Copy out each line featuring the string "离婚房产财产分割协议书" from the entries beneath.

GIVEN DATA =>
— Start —
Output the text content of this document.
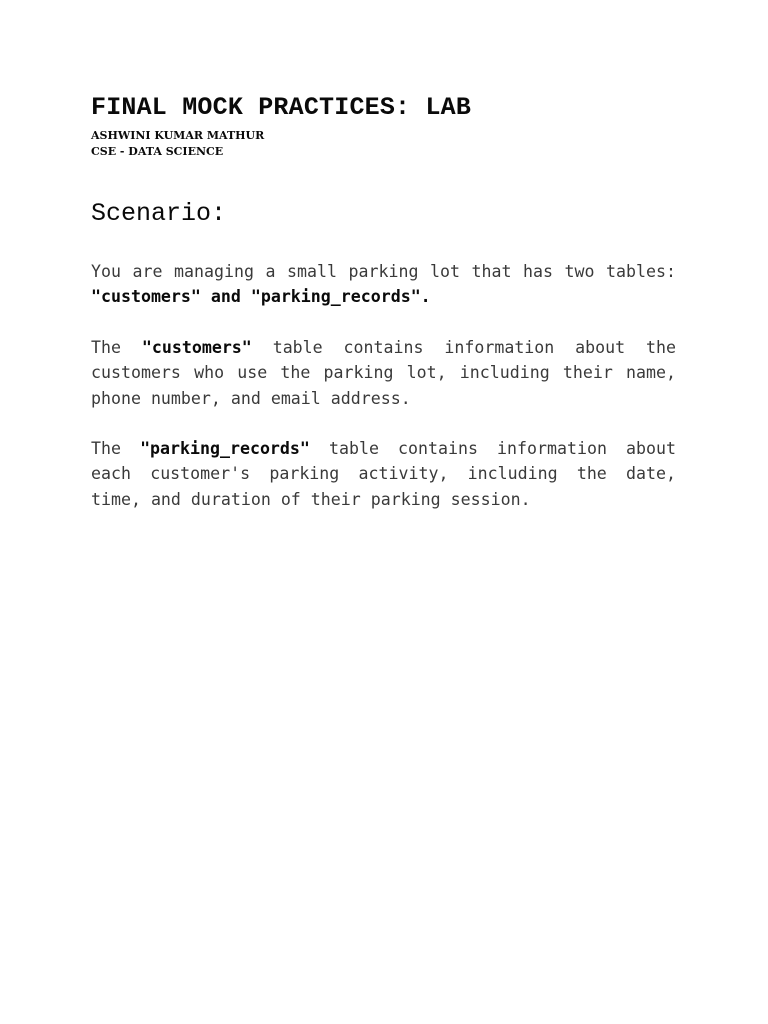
FINAL MOCK PRACTICES: LAB
ASHWINI KUMAR MATHUR
CSE - DATA SCIENCE
Scenario:

You are managing a small parking lot that has two tables: "customers" and "parking_records".

The "customers" table contains information about the customers who use the parking lot, including their name, phone number, and email address.

The "parking_records" table contains information about each customer's parking activity, including the date, time, and duration of their parking session.
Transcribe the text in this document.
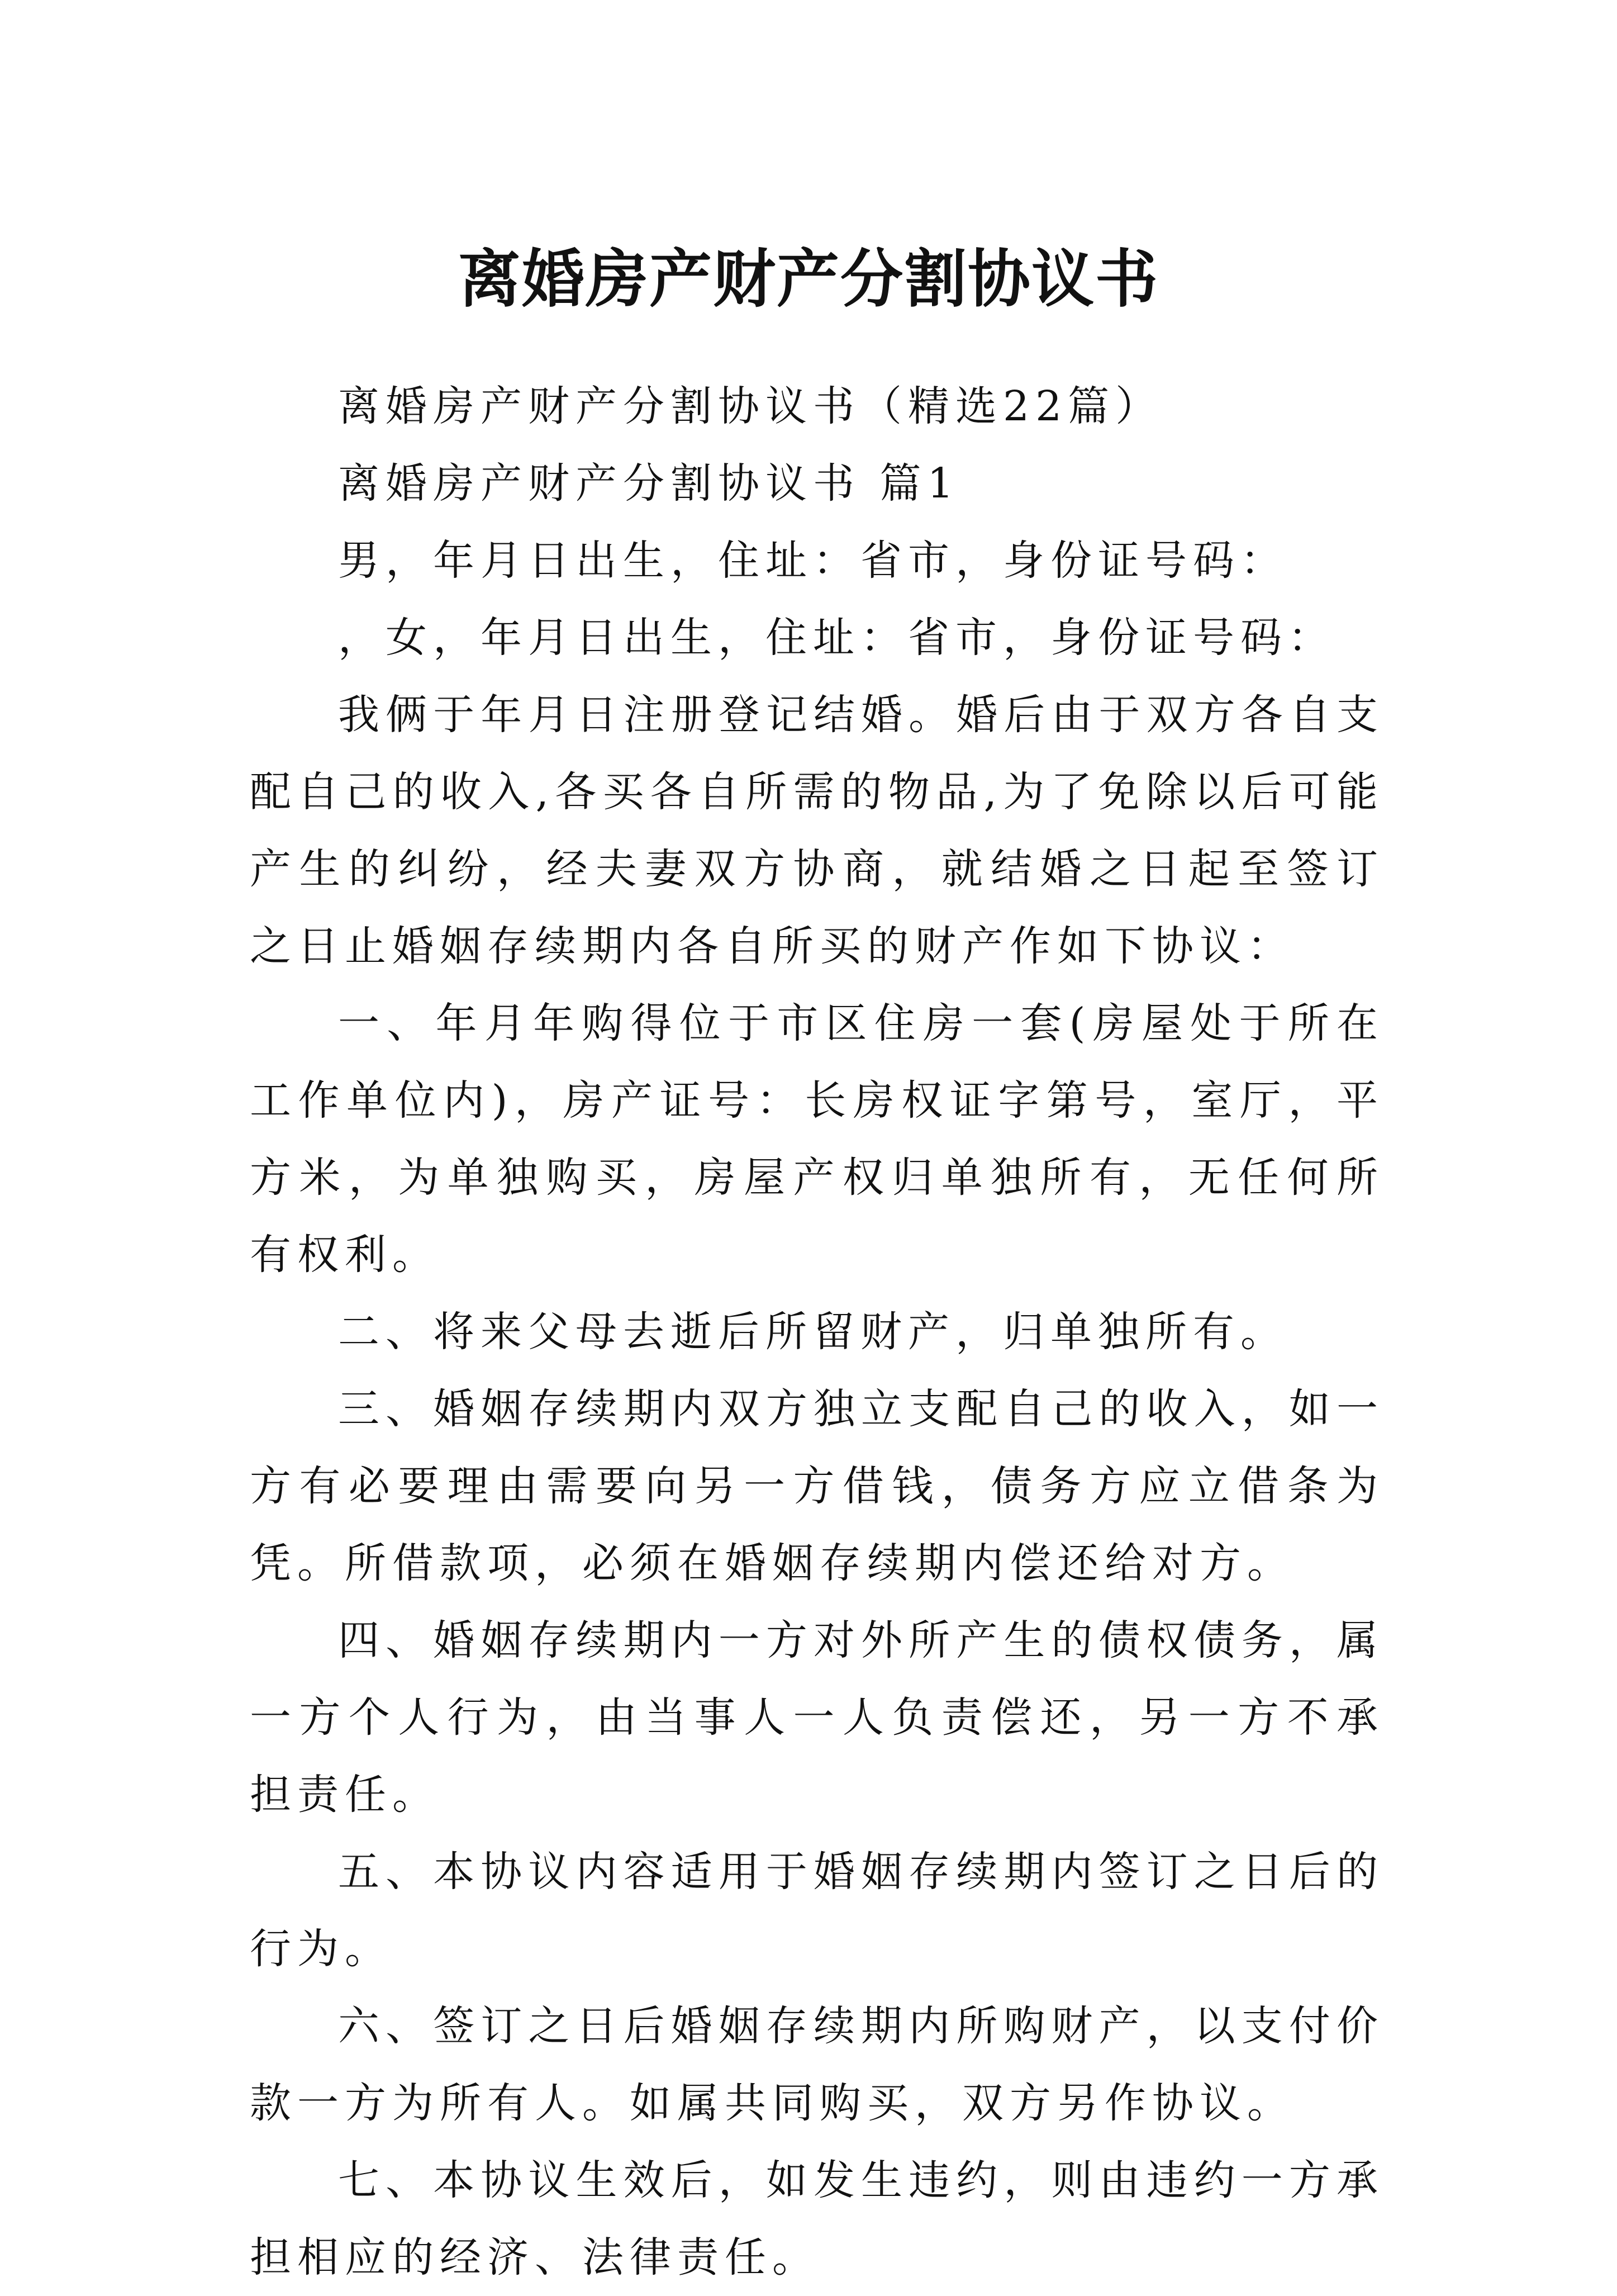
离婚房产财产分割协议书

离婚房产财产分割协议书（精选22篇）

离婚房产财产分割协议书 篇1

男，年月日出生，住址：省市，身份证号码：

，女，年月日出生，住址：省市，身份证号码：

我俩于年月日注册登记结婚。婚后由于双方各自支配自己的收入,各买各自所需的物品,为了免除以后可能产生的纠纷，经夫妻双方协商，就结婚之日起至签订之日止婚姻存续期内各自所买的财产作如下协议：

一、年月年购得位于市区住房一套(房屋处于所在工作单位内)，房产证号：长房权证字第号，室厅，平方米，为单独购买，房屋产权归单独所有，无任何所有权利。

二、将来父母去逝后所留财产，归单独所有。

三、婚姻存续期内双方独立支配自己的收入，如一方有必要理由需要向另一方借钱，债务方应立借条为凭。所借款项，必须在婚姻存续期内偿还给对方。

四、婚姻存续期内一方对外所产生的债权债务，属一方个人行为，由当事人一人负责偿还，另一方不承担责任。

五、本协议内容适用于婚姻存续期内签订之日后的行为。

六、签订之日后婚姻存续期内所购财产，以支付价款一方为所有人。如属共同购买，双方另作协议。

七、本协议生效后，如发生违约，则由违约一方承担相应的经济、法律责任。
— End —
COMPLETE RESPONSE =>
离婚房产财产分割协议书
离婚房产财产分割协议书（精选22篇）
离婚房产财产分割协议书 篇1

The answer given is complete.